* Stored data *
——
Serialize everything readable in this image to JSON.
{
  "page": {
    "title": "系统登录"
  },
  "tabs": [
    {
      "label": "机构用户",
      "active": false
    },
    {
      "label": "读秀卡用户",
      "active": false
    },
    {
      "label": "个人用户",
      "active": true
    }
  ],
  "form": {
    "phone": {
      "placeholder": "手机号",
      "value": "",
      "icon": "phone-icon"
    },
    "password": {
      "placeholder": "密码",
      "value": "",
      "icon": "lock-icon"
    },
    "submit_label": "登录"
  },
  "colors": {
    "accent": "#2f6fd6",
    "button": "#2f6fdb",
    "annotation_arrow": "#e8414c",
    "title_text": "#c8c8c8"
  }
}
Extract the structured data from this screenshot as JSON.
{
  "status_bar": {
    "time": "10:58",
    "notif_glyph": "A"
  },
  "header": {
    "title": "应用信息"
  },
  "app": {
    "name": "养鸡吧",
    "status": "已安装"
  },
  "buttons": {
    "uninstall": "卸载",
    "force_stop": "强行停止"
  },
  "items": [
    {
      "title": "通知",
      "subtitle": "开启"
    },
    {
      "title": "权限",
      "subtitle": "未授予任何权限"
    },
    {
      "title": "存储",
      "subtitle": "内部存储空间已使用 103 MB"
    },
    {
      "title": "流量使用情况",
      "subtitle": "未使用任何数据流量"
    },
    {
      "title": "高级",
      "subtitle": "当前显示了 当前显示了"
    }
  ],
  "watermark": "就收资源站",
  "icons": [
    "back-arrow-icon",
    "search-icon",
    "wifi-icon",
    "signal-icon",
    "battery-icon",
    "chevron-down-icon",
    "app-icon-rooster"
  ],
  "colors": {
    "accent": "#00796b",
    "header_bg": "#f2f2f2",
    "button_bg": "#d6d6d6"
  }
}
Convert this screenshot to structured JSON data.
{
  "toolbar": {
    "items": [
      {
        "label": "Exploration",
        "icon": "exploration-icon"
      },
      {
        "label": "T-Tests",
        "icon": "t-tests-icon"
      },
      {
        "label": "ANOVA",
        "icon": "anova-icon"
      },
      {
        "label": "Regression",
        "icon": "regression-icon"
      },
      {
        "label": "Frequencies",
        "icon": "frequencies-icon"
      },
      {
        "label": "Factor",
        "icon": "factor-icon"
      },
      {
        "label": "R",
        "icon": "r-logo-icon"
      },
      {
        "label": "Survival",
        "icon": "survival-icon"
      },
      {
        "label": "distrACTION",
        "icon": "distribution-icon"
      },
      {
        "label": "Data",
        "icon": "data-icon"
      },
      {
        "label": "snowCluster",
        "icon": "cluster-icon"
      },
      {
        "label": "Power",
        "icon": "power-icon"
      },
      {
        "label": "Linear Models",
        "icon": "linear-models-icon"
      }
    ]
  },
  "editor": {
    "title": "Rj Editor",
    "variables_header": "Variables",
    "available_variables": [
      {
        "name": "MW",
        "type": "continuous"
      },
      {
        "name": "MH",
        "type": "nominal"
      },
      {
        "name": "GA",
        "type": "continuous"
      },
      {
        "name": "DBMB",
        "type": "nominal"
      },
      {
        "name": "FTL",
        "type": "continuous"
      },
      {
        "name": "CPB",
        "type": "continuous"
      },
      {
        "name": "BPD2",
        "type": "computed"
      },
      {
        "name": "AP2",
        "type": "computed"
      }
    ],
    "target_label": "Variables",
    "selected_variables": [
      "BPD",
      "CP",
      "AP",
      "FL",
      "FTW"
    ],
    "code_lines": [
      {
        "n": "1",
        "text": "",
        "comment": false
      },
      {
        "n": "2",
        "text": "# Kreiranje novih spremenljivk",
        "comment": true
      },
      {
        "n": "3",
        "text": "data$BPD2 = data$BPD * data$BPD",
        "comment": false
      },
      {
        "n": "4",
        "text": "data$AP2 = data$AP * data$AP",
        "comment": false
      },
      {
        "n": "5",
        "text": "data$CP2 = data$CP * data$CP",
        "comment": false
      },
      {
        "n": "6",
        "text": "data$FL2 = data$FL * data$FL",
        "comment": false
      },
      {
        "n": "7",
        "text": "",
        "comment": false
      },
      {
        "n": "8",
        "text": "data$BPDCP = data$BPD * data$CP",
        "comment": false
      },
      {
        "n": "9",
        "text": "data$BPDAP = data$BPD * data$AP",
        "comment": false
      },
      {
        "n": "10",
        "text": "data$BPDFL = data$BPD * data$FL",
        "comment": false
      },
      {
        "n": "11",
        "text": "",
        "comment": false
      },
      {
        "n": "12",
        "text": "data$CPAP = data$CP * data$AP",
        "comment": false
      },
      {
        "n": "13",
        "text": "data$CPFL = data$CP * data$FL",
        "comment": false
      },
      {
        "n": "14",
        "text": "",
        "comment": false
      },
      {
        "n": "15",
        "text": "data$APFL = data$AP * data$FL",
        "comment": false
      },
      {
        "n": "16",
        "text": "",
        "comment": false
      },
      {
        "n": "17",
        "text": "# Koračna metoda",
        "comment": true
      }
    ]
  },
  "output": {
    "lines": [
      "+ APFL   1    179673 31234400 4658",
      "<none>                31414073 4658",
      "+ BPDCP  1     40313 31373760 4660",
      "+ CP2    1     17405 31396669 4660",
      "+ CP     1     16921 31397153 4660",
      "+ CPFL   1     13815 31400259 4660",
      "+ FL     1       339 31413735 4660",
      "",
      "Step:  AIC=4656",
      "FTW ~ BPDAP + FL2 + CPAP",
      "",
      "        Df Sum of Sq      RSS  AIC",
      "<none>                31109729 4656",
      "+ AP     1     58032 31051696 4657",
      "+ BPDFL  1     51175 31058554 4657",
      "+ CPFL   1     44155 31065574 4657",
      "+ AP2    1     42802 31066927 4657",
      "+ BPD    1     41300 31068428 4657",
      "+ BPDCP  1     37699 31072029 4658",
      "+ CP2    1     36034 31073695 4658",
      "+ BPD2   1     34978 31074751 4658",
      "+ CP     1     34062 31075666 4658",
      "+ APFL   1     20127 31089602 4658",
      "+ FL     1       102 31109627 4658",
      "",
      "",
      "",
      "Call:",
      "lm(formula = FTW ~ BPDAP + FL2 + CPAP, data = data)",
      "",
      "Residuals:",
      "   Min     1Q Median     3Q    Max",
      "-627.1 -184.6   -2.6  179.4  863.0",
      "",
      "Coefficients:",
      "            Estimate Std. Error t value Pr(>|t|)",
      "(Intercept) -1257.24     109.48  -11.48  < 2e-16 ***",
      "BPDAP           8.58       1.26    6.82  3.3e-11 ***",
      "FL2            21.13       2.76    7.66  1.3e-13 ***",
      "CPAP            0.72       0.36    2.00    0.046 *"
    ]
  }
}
——
* Instructions to follow *
Examine the entries and report how many of their lines contain the string "this", giving no more than the number.

* Result of the task *
3